PROBLEM STATEMENT
Make an exact copy of all the entries below, with the pictures left out.
** start DATASET ENTRIES **
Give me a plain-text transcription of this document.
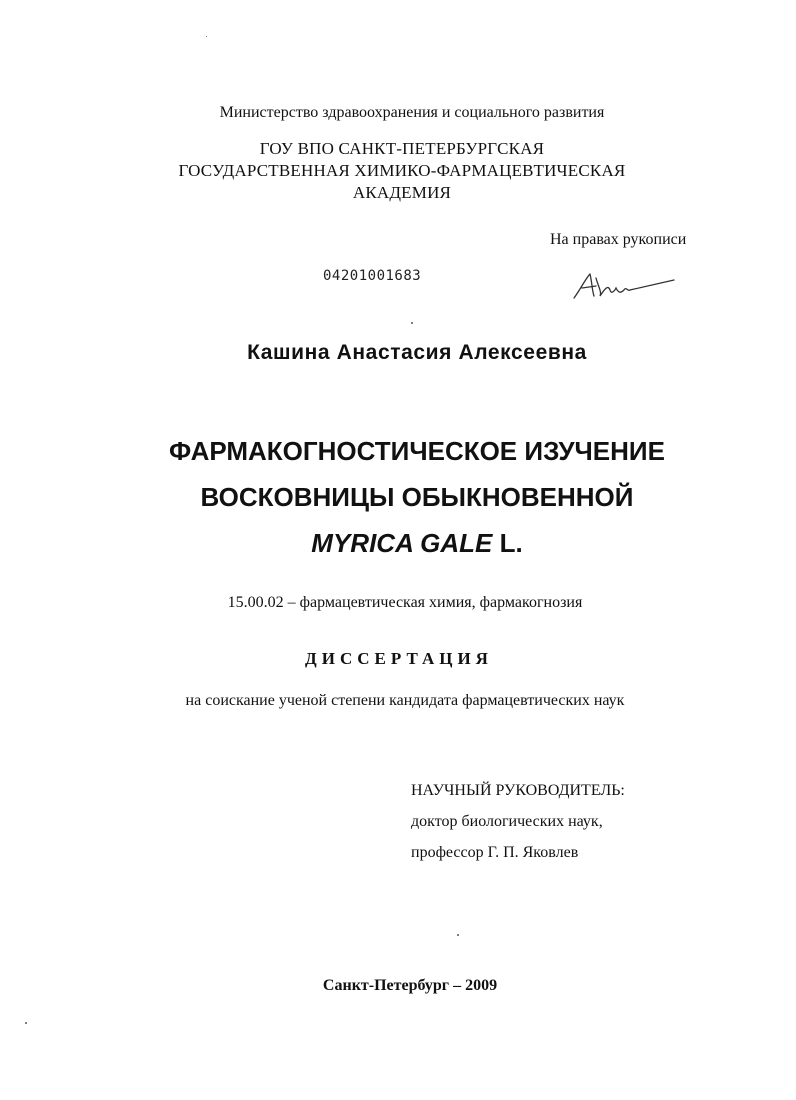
Министерство здравоохранения и социального развития
ГОУ ВПО САНКТ-ПЕТЕРБУРГСКАЯ
ГОСУДАРСТВЕННАЯ ХИМИКО-ФАРМАЦЕВТИЧЕСКАЯ
АКАДЕМИЯ
На правах рукописи
04201001683
Кашина Анастасия Алексеевна
ФАРМАКОГНОСТИЧЕСКОЕ ИЗУЧЕНИЕ
ВОСКОВНИЦЫ ОБЫКНОВЕННОЙ
MYRICA GALE L.
15.00.02 – фармацевтическая химия, фармакогнозия
ДИССЕРТАЦИЯ
на соискание ученой степени кандидата фармацевтических наук
НАУЧНЫЙ РУКОВОДИТЕЛЬ:
доктор биологических наук,
профессор Г. П. Яковлев
Санкт-Петербург – 2009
** end DATASET ENTRIES **
FULL OUTPUT
Give me a plain-text transcription of this document.
Министерство здравоохранения и социального развития
ГОУ ВПО САНКТ-ПЕТЕРБУРГСКАЯ
ГОСУДАРСТВЕННАЯ ХИМИКО-ФАРМАЦЕВТИЧЕСКАЯ
АКАДЕМИЯ
На правах рукописи
04201001683
Кашина Анастасия Алексеевна
ФАРМАКОГНОСТИЧЕСКОЕ ИЗУЧЕНИЕ
ВОСКОВНИЦЫ ОБЫКНОВЕННОЙ
MYRICA GALE L.
15.00.02 – фармацевтическая химия, фармакогнозия
ДИССЕРТАЦИЯ
на соискание ученой степени кандидата фармацевтических наук
НАУЧНЫЙ РУКОВОДИТЕЛЬ:
доктор биологических наук,
профессор Г. П. Яковлев
Санкт-Петербург – 2009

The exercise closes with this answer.